▶ [Data records]:
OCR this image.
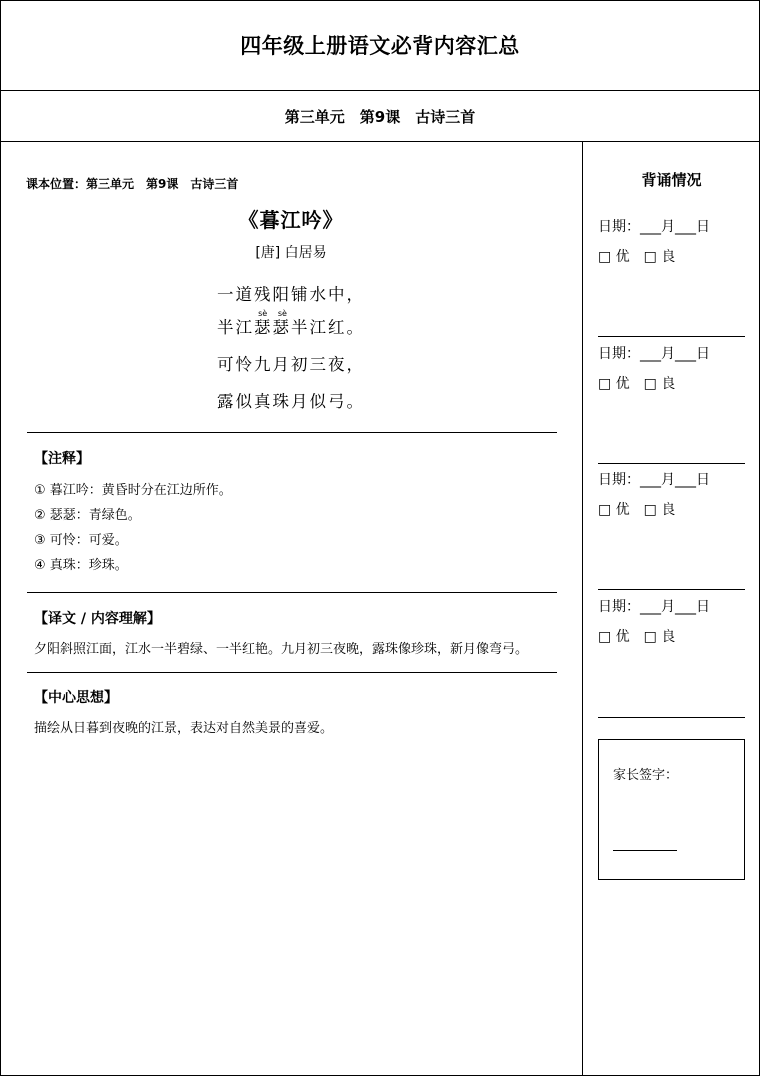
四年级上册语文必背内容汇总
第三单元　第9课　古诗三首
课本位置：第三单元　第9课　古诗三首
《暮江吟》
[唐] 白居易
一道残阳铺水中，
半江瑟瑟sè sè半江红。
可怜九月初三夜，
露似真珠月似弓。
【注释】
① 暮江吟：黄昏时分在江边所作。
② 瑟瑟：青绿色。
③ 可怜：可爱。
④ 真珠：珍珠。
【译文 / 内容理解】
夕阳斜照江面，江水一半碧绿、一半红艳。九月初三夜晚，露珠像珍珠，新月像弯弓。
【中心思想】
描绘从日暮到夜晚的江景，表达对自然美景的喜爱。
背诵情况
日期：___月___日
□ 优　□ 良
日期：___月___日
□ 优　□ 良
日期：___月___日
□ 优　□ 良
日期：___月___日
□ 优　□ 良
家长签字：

* * *

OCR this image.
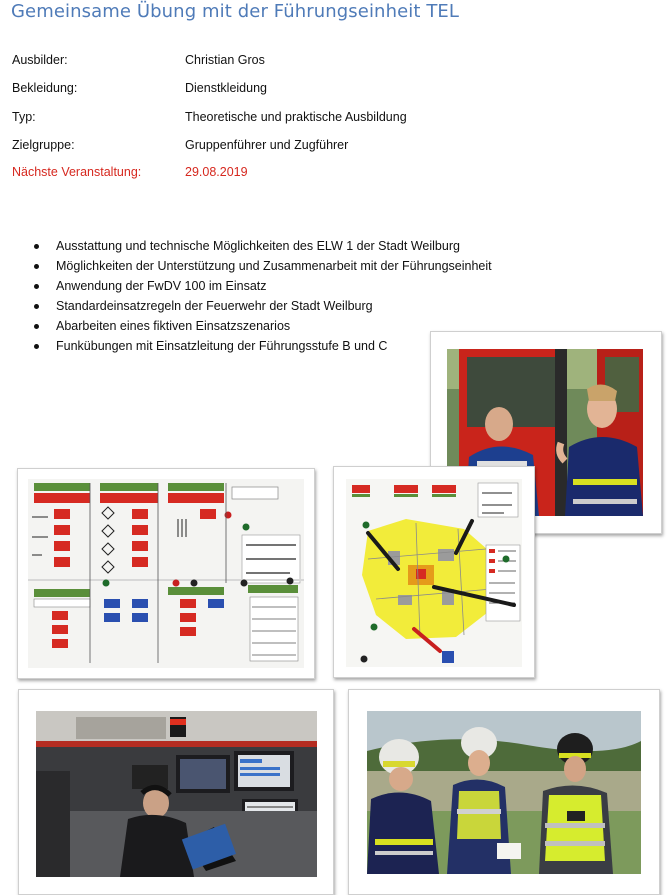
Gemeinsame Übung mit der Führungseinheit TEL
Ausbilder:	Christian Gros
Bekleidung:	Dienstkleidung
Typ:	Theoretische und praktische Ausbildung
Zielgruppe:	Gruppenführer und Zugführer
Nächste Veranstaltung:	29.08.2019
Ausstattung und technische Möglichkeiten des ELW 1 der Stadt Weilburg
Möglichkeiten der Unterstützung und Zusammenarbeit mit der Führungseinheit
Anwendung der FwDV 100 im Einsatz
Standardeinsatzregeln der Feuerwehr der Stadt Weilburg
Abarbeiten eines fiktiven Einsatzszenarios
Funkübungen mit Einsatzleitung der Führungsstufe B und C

▶ [PROBLEM TO WORK ON]:
Check all the records above and select each line where the string "Weilburg" is found.

▶ [RESULT]:
Ausstattung und technische Möglichkeiten des ELW 1 der Stadt Weilburg
Standardeinsatzregeln der Feuerwehr der Stadt Weilburg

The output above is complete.